[Collected data]

● ● ●

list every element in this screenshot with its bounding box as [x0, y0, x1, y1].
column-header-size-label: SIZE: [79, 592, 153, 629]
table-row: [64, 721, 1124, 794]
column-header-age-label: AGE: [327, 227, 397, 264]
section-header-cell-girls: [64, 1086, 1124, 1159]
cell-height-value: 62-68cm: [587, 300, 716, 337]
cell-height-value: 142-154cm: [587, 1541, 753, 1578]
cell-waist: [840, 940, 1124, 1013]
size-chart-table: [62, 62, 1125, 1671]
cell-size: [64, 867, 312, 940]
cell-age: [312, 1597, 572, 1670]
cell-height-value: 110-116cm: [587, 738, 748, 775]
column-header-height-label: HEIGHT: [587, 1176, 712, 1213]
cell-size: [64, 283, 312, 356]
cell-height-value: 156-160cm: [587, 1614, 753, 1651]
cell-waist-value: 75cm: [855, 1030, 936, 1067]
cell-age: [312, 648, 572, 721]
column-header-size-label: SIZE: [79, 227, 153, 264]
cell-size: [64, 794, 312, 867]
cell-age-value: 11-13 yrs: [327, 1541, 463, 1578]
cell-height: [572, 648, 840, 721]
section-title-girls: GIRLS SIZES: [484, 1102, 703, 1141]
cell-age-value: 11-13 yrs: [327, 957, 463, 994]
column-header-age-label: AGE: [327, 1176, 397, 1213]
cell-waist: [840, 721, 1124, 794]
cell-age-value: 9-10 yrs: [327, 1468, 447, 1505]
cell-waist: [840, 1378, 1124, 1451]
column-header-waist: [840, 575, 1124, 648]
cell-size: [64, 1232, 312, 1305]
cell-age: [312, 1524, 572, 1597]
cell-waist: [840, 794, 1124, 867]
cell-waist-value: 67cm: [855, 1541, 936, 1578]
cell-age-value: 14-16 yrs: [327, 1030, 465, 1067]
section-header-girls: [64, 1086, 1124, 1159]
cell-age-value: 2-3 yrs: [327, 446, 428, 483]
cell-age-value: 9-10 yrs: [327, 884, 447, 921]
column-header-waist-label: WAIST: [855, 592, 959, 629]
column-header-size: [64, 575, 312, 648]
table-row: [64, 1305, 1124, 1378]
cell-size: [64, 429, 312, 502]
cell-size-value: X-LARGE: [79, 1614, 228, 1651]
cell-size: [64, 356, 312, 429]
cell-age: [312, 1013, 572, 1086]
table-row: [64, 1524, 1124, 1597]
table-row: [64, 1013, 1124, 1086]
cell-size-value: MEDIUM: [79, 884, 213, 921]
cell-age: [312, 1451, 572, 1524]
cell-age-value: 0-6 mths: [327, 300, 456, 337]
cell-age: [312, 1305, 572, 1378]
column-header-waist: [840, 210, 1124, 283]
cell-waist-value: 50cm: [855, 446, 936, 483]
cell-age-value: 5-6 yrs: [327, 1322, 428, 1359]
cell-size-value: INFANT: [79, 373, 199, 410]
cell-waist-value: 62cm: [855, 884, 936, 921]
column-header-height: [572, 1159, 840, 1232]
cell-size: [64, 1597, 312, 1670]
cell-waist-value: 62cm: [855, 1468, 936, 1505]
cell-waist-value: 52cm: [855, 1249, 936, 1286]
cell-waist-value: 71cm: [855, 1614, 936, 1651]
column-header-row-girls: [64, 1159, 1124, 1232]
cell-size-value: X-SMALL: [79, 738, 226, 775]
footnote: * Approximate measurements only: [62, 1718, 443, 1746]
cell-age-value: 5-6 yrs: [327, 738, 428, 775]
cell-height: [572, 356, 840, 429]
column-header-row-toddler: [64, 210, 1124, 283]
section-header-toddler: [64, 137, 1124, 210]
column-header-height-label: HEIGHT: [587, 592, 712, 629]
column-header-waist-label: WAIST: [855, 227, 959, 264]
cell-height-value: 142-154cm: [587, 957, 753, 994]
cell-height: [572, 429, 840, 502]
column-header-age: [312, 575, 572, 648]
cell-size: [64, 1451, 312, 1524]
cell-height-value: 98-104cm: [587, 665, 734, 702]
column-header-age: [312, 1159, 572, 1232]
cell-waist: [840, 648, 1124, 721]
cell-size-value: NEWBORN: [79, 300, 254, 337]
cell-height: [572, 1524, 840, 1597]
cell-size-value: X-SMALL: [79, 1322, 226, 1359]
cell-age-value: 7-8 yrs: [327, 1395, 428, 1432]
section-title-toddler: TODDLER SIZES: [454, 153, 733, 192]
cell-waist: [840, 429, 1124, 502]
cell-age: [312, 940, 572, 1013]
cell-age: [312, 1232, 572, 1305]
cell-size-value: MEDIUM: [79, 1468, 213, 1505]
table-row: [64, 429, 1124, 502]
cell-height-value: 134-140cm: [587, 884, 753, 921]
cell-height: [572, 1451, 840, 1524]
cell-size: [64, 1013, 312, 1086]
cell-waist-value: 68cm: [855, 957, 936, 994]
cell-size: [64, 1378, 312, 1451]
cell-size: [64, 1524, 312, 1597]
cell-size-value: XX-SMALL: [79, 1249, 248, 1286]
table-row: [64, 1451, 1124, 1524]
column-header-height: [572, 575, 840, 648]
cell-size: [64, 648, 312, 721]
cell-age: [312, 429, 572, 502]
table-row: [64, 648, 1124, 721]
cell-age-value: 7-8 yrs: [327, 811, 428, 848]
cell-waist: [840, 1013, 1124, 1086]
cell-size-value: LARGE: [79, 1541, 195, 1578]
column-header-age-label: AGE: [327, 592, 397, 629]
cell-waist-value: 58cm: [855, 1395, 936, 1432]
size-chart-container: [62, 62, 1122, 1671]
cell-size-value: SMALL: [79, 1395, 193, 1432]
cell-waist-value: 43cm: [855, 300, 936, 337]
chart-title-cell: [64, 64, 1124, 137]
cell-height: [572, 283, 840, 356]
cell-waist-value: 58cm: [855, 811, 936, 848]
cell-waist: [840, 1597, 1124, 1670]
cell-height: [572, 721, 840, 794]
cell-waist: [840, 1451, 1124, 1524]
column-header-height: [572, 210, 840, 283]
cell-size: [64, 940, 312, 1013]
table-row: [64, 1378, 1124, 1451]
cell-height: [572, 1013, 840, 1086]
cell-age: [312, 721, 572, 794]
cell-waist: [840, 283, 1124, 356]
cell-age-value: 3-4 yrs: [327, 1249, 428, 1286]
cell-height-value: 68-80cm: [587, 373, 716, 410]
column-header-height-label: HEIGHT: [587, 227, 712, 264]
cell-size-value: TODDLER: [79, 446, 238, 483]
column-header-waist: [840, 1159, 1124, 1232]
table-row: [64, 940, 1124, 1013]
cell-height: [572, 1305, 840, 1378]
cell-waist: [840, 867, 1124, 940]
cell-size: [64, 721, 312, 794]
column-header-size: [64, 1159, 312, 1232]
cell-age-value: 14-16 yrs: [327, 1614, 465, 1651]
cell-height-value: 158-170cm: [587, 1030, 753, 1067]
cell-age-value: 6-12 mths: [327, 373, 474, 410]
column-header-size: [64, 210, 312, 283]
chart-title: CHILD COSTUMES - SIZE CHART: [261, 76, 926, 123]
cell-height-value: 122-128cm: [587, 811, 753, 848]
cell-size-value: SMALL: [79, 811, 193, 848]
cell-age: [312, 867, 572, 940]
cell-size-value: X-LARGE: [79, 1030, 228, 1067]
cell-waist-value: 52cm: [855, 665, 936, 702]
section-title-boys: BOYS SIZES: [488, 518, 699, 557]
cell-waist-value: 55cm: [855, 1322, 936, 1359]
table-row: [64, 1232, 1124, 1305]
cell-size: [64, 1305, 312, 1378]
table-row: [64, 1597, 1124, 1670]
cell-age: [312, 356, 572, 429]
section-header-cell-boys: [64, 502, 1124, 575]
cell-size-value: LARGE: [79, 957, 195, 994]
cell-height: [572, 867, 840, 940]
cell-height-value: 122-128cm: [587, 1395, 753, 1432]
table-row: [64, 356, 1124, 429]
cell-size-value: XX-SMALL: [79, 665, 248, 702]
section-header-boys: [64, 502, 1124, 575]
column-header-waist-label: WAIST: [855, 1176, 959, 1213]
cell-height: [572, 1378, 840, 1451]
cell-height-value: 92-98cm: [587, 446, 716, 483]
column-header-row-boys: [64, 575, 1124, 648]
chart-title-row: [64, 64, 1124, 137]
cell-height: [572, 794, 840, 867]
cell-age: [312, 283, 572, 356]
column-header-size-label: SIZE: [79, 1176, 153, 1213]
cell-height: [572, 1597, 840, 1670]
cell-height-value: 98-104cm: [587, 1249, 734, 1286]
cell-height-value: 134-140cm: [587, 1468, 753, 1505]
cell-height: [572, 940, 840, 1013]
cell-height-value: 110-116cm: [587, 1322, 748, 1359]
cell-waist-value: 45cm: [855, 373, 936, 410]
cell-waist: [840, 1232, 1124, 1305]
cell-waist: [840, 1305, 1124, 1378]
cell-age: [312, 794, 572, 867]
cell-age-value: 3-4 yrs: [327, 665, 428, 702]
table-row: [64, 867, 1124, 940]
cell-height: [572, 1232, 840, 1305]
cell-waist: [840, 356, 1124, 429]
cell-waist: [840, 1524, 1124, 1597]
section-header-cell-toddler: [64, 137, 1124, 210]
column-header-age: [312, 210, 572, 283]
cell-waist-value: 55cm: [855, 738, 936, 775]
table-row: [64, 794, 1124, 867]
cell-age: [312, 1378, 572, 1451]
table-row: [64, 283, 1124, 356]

● ● ●

TASK DIRECTIONS:
Quote the lines from the first one through the line with "cell-waist-value: 75cm: [855, 1030, 936, 1067]", keeping every character unchanged.

RESPONSE TO THIS TASK:
list every element in this screenshot with its bounding box as [x0, y0, x1, y1].
column-header-size-label: SIZE: [79, 592, 153, 629]
table-row: [64, 721, 1124, 794]
column-header-age-label: AGE: [327, 227, 397, 264]
section-header-cell-girls: [64, 1086, 1124, 1159]
cell-height-value: 62-68cm: [587, 300, 716, 337]
cell-height-value: 142-154cm: [587, 1541, 753, 1578]
cell-waist: [840, 940, 1124, 1013]
size-chart-table: [62, 62, 1125, 1671]
cell-size: [64, 867, 312, 940]
cell-age: [312, 1597, 572, 1670]
cell-height-value: 110-116cm: [587, 738, 748, 775]
column-header-height-label: HEIGHT: [587, 1176, 712, 1213]
cell-size: [64, 283, 312, 356]
cell-height-value: 156-160cm: [587, 1614, 753, 1651]
cell-waist-value: 75cm: [855, 1030, 936, 1067]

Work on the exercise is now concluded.